Records to process:
[start]
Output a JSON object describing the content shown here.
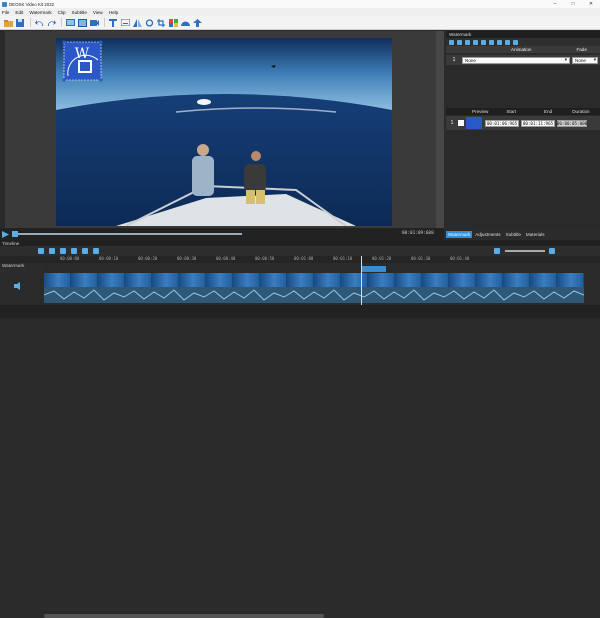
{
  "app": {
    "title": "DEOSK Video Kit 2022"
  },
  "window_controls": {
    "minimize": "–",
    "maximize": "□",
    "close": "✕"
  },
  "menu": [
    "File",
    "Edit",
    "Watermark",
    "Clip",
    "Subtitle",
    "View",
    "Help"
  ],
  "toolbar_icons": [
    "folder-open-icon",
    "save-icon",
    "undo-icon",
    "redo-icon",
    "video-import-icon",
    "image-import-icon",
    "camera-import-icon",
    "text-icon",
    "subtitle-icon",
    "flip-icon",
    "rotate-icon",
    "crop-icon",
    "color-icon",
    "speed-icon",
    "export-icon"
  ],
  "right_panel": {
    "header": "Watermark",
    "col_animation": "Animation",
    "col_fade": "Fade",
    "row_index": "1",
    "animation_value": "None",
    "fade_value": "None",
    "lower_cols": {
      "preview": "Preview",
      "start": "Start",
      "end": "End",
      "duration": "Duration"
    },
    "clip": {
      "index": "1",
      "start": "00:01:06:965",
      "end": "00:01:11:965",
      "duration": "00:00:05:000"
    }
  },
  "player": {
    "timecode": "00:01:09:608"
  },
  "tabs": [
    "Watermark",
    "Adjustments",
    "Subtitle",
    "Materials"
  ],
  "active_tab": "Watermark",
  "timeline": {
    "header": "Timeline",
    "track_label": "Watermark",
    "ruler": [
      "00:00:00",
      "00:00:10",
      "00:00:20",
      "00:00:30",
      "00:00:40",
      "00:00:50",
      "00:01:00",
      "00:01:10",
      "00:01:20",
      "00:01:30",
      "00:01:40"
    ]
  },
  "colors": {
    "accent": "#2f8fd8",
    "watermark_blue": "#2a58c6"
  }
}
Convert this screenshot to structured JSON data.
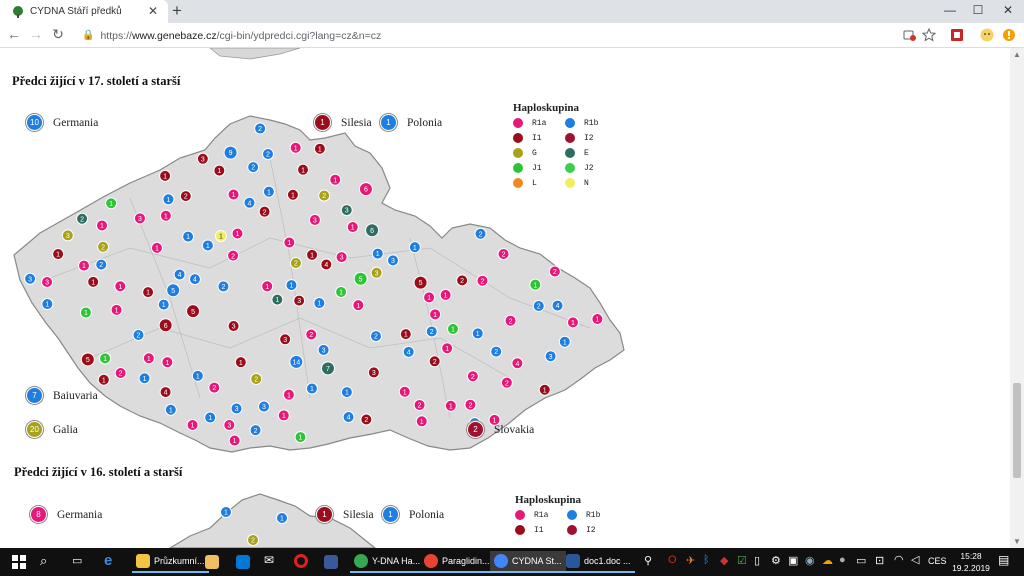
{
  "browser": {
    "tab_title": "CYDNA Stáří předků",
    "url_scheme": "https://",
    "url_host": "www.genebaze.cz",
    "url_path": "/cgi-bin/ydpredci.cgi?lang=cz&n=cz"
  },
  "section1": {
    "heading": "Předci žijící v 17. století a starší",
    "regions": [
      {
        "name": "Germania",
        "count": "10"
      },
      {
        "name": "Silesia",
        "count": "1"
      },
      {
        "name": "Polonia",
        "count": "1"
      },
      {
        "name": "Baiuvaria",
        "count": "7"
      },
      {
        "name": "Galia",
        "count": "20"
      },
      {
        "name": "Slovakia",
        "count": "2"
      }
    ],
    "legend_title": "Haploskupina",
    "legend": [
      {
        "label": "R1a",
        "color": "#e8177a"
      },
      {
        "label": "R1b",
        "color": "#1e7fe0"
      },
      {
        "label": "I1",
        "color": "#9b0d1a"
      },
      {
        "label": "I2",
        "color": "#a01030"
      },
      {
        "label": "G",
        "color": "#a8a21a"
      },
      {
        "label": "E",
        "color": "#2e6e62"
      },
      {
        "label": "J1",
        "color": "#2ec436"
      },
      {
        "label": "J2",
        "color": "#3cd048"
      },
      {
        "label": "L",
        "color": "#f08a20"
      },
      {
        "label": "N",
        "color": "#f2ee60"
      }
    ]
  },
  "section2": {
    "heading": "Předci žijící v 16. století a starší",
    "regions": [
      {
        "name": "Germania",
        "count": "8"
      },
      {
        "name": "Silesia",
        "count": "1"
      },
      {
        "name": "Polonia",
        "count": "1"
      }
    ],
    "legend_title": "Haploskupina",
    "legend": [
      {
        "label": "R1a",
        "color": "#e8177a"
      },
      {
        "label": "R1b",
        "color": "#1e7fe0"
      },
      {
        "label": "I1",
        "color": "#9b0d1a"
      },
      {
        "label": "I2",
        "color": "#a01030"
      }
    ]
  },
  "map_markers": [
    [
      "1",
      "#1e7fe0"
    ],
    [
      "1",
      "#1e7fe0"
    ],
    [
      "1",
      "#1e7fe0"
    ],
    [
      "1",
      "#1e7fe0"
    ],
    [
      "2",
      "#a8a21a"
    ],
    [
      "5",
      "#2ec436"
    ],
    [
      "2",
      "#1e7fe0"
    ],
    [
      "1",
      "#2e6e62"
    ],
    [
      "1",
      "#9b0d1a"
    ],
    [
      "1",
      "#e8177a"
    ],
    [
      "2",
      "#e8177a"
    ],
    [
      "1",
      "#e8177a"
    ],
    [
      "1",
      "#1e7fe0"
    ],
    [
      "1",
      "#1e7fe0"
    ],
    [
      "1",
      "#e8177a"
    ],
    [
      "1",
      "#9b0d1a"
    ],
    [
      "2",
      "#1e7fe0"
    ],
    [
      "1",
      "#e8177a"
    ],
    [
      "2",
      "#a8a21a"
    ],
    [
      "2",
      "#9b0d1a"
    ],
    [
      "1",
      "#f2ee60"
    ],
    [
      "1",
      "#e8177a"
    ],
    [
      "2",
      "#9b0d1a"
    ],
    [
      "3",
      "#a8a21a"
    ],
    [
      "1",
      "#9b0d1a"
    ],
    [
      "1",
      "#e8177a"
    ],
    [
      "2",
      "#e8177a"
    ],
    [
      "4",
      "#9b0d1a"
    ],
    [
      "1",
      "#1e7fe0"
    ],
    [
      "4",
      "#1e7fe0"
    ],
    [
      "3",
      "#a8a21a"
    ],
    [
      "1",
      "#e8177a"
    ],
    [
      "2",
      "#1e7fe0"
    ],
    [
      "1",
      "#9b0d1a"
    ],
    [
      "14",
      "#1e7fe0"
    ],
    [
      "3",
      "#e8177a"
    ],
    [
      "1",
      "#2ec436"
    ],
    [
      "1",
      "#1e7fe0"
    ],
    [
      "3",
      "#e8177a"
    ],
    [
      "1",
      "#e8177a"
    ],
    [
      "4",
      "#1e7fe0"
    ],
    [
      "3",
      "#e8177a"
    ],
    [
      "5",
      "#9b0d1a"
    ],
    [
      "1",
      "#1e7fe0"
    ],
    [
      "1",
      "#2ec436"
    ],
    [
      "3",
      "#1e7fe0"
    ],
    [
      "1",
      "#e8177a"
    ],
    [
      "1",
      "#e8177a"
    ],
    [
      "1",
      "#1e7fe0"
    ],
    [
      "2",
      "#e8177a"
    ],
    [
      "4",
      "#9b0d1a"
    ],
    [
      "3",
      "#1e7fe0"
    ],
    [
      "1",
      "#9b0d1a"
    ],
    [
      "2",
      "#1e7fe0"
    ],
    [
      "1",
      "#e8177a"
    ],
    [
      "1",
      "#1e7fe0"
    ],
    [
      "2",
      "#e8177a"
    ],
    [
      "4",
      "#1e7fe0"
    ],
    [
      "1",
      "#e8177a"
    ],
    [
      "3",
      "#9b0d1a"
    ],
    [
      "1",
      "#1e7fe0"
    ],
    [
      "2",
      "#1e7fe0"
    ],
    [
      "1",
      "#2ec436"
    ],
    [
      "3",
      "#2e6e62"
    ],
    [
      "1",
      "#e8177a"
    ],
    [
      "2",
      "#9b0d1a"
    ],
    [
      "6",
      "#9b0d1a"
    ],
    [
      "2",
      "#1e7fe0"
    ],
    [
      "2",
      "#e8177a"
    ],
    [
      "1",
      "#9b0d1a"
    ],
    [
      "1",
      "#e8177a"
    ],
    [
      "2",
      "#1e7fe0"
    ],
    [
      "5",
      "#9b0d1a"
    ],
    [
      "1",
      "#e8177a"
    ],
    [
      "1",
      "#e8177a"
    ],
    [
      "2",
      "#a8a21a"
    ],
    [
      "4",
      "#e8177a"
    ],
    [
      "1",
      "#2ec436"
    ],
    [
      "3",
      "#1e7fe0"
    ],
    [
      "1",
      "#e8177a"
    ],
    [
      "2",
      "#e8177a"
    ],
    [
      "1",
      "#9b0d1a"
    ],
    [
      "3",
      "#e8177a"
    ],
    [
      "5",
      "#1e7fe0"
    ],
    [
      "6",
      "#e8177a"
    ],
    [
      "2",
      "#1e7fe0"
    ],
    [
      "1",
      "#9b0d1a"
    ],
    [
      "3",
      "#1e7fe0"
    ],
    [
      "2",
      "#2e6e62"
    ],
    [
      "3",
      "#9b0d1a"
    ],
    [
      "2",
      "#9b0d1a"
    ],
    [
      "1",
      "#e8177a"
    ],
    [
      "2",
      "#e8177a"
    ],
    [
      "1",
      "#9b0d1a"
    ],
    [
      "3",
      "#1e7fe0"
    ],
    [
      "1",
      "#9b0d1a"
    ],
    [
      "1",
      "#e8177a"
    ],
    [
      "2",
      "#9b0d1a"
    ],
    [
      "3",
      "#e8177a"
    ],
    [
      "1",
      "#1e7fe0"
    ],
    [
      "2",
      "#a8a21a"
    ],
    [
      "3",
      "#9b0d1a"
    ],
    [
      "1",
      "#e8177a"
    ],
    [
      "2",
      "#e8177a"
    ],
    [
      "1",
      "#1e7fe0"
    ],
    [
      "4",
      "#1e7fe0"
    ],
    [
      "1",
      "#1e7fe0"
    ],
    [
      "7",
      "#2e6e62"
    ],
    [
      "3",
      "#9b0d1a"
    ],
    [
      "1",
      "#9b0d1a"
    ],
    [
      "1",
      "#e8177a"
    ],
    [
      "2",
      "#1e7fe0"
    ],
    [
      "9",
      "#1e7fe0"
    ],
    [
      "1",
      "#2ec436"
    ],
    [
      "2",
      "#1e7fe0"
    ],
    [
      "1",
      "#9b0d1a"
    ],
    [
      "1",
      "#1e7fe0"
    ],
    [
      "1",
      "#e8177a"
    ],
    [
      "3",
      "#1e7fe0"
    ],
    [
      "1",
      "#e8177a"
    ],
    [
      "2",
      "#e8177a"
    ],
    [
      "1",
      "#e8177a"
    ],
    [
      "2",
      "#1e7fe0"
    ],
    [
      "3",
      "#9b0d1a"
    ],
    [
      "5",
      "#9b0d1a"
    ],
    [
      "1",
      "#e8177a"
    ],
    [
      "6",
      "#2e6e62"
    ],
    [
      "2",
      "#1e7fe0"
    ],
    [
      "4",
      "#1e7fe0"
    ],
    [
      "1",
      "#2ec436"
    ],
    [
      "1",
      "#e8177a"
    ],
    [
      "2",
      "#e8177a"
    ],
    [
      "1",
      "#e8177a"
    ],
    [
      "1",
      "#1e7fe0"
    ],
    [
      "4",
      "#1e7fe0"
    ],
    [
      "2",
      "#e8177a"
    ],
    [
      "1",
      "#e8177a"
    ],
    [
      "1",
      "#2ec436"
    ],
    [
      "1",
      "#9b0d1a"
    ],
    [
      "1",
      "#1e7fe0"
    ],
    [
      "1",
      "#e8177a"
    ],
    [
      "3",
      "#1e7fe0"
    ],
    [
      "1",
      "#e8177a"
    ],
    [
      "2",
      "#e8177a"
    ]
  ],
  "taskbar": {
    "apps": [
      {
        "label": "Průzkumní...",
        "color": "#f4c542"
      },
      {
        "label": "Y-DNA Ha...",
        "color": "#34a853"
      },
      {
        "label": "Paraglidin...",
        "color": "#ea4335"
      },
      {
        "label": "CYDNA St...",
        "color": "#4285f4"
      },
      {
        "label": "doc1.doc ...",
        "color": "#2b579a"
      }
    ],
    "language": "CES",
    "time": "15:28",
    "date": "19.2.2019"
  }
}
[end]
Stated problem:
From the listing above, report the number of lines containing the string "import", without any accompanying remarks.

Answer:
3